## SUPPLIED ENTRIES
★ ★ ★ ★ ★ ★ ★
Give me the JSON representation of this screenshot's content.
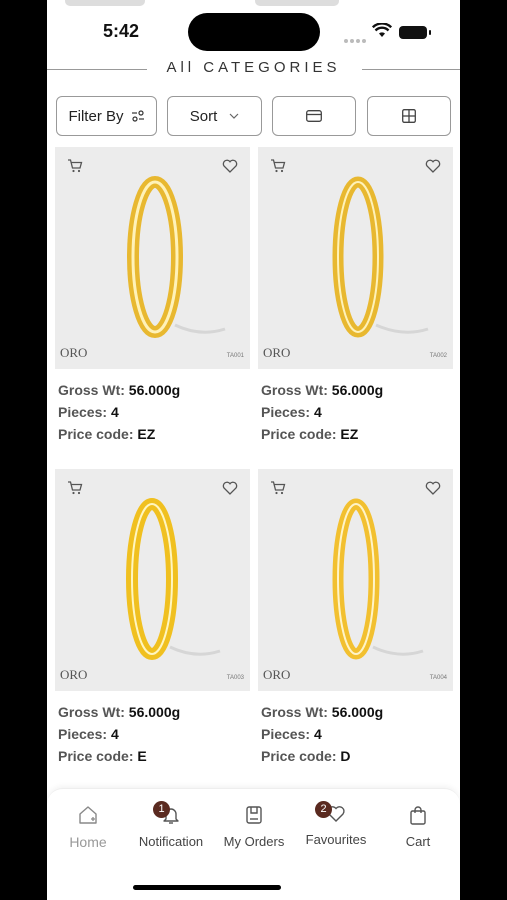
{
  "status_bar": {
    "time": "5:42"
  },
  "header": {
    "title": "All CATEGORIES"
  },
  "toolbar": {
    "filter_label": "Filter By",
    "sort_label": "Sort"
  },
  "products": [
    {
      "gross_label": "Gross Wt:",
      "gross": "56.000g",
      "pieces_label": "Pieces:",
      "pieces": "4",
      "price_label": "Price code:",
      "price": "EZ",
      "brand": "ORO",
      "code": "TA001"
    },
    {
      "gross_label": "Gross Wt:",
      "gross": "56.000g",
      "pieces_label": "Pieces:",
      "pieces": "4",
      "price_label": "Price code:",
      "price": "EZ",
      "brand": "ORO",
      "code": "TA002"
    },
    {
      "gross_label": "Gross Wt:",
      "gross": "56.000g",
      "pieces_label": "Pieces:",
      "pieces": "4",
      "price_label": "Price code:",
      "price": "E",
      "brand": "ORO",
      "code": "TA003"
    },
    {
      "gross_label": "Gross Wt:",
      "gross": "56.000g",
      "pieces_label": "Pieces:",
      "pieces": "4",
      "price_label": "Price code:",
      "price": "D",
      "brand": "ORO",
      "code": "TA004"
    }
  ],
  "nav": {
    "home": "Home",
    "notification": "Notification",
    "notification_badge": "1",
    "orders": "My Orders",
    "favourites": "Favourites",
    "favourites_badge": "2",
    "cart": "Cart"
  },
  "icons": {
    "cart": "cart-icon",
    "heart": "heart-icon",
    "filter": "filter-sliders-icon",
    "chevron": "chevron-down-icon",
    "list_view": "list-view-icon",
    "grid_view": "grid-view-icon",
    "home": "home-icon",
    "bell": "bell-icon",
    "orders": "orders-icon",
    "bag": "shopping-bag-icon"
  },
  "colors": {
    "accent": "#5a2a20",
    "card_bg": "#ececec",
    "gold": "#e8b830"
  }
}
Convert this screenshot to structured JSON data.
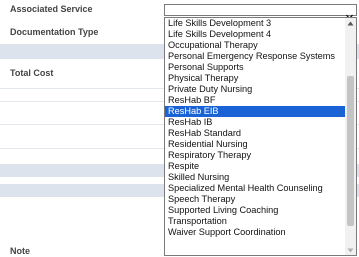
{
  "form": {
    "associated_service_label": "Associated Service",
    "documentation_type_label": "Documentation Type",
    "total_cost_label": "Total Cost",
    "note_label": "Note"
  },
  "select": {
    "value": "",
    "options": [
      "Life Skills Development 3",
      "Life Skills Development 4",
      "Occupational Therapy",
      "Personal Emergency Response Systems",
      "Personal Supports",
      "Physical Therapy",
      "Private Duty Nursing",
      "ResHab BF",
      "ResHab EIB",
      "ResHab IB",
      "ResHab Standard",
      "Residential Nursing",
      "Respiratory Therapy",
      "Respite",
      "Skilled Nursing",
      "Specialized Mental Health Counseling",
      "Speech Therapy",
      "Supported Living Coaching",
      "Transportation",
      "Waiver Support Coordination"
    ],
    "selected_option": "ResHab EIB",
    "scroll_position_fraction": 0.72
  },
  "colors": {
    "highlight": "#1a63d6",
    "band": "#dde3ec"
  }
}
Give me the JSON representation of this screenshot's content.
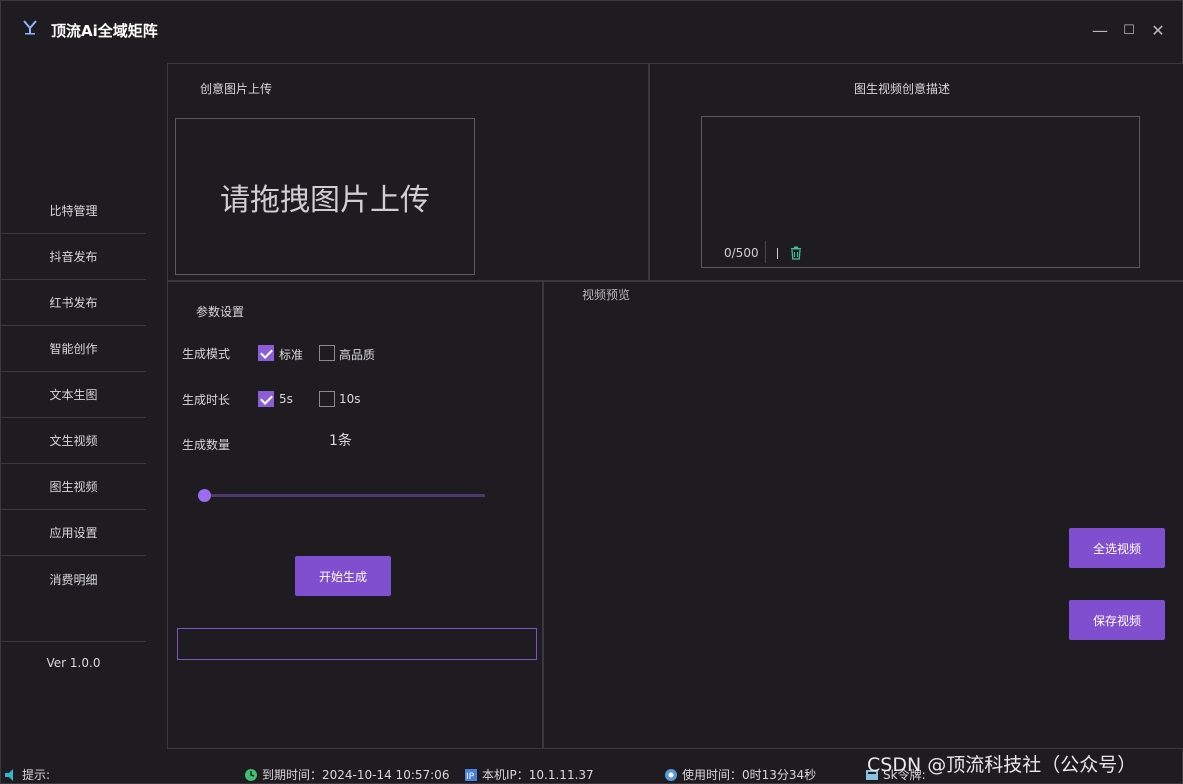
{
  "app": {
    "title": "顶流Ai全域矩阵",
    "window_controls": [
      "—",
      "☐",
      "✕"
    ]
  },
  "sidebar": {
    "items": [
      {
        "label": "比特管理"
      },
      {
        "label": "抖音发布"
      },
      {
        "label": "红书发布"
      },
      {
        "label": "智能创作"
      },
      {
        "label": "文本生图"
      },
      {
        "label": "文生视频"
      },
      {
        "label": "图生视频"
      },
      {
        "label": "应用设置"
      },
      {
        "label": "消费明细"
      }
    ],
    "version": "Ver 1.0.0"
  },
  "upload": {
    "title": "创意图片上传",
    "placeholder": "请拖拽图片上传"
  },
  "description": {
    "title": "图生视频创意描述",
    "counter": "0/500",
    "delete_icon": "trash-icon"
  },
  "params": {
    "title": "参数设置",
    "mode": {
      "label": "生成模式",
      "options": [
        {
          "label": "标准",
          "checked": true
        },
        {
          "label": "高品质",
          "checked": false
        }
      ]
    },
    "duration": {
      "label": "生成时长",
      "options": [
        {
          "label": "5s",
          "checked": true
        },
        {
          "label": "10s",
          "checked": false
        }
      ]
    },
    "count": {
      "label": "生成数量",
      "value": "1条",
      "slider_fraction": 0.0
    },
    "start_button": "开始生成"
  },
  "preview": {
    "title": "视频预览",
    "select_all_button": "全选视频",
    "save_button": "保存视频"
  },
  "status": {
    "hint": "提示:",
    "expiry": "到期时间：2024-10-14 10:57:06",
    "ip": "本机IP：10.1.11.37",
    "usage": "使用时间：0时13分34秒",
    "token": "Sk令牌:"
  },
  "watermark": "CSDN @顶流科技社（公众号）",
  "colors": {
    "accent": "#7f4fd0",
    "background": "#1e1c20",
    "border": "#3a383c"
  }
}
★ ★ ★ ★ ★ ★ ★
## WHAT IS BEING ASKED
In the copy, include all records verbatim but no images.

## WORKED ANSWER
Give me the JSON representation of this screenshot's content.
{
  "status_bar": {
    "time": "5:42"
  },
  "header": {
    "title": "All CATEGORIES"
  },
  "toolbar": {
    "filter_label": "Filter By",
    "sort_label": "Sort"
  },
  "products": [
    {
      "gross_label": "Gross Wt:",
      "gross": "56.000g",
      "pieces_label": "Pieces:",
      "pieces": "4",
      "price_label": "Price code:",
      "price": "EZ",
      "brand": "ORO",
      "code": "TA001"
    },
    {
      "gross_label": "Gross Wt:",
      "gross": "56.000g",
      "pieces_label": "Pieces:",
      "pieces": "4",
      "price_label": "Price code:",
      "price": "EZ",
      "brand": "ORO",
      "code": "TA002"
    },
    {
      "gross_label": "Gross Wt:",
      "gross": "56.000g",
      "pieces_label": "Pieces:",
      "pieces": "4",
      "price_label": "Price code:",
      "price": "E",
      "brand": "ORO",
      "code": "TA003"
    },
    {
      "gross_label": "Gross Wt:",
      "gross": "56.000g",
      "pieces_label": "Pieces:",
      "pieces": "4",
      "price_label": "Price code:",
      "price": "D",
      "brand": "ORO",
      "code": "TA004"
    }
  ],
  "nav": {
    "home": "Home",
    "notification": "Notification",
    "notification_badge": "1",
    "orders": "My Orders",
    "favourites": "Favourites",
    "favourites_badge": "2",
    "cart": "Cart"
  },
  "icons": {
    "cart": "cart-icon",
    "heart": "heart-icon",
    "filter": "filter-sliders-icon",
    "chevron": "chevron-down-icon",
    "list_view": "list-view-icon",
    "grid_view": "grid-view-icon",
    "home": "home-icon",
    "bell": "bell-icon",
    "orders": "orders-icon",
    "bag": "shopping-bag-icon"
  },
  "colors": {
    "accent": "#5a2a20",
    "card_bg": "#ececec",
    "gold": "#e8b830"
  }
}
Convert this screenshot to structured JSON data.
{
  "form": {
    "associated_service_label": "Associated Service",
    "documentation_type_label": "Documentation Type",
    "total_cost_label": "Total Cost",
    "note_label": "Note"
  },
  "select": {
    "value": "",
    "options": [
      "Life Skills Development 3",
      "Life Skills Development 4",
      "Occupational Therapy",
      "Personal Emergency Response Systems",
      "Personal Supports",
      "Physical Therapy",
      "Private Duty Nursing",
      "ResHab BF",
      "ResHab EIB",
      "ResHab IB",
      "ResHab Standard",
      "Residential Nursing",
      "Respiratory Therapy",
      "Respite",
      "Skilled Nursing",
      "Specialized Mental Health Counseling",
      "Speech Therapy",
      "Supported Living Coaching",
      "Transportation",
      "Waiver Support Coordination"
    ],
    "selected_option": "ResHab EIB",
    "scroll_position_fraction": 0.72
  },
  "colors": {
    "highlight": "#1a63d6",
    "band": "#dde3ec"
  }
}
Give me the JSON representation of this screenshot's content.
{
  "app": {
    "title": "顶流Ai全域矩阵",
    "window_controls": [
      "—",
      "☐",
      "✕"
    ]
  },
  "sidebar": {
    "items": [
      {
        "label": "比特管理"
      },
      {
        "label": "抖音发布"
      },
      {
        "label": "红书发布"
      },
      {
        "label": "智能创作"
      },
      {
        "label": "文本生图"
      },
      {
        "label": "文生视频"
      },
      {
        "label": "图生视频"
      },
      {
        "label": "应用设置"
      },
      {
        "label": "消费明细"
      }
    ],
    "version": "Ver 1.0.0"
  },
  "upload": {
    "title": "创意图片上传",
    "placeholder": "请拖拽图片上传"
  },
  "description": {
    "title": "图生视频创意描述",
    "counter": "0/500",
    "delete_icon": "trash-icon"
  },
  "params": {
    "title": "参数设置",
    "mode": {
      "label": "生成模式",
      "options": [
        {
          "label": "标准",
          "checked": true
        },
        {
          "label": "高品质",
          "checked": false
        }
      ]
    },
    "duration": {
      "label": "生成时长",
      "options": [
        {
          "label": "5s",
          "checked": true
        },
        {
          "label": "10s",
          "checked": false
        }
      ]
    },
    "count": {
      "label": "生成数量",
      "value": "1条",
      "slider_fraction": 0.0
    },
    "start_button": "开始生成"
  },
  "preview": {
    "title": "视频预览",
    "select_all_button": "全选视频",
    "save_button": "保存视频"
  },
  "status": {
    "hint": "提示:",
    "expiry": "到期时间：2024-10-14 10:57:06",
    "ip": "本机IP：10.1.11.37",
    "usage": "使用时间：0时13分34秒",
    "token": "Sk令牌:"
  },
  "watermark": "CSDN @顶流科技社（公众号）",
  "colors": {
    "accent": "#7f4fd0",
    "background": "#1e1c20",
    "border": "#3a383c"
  }
}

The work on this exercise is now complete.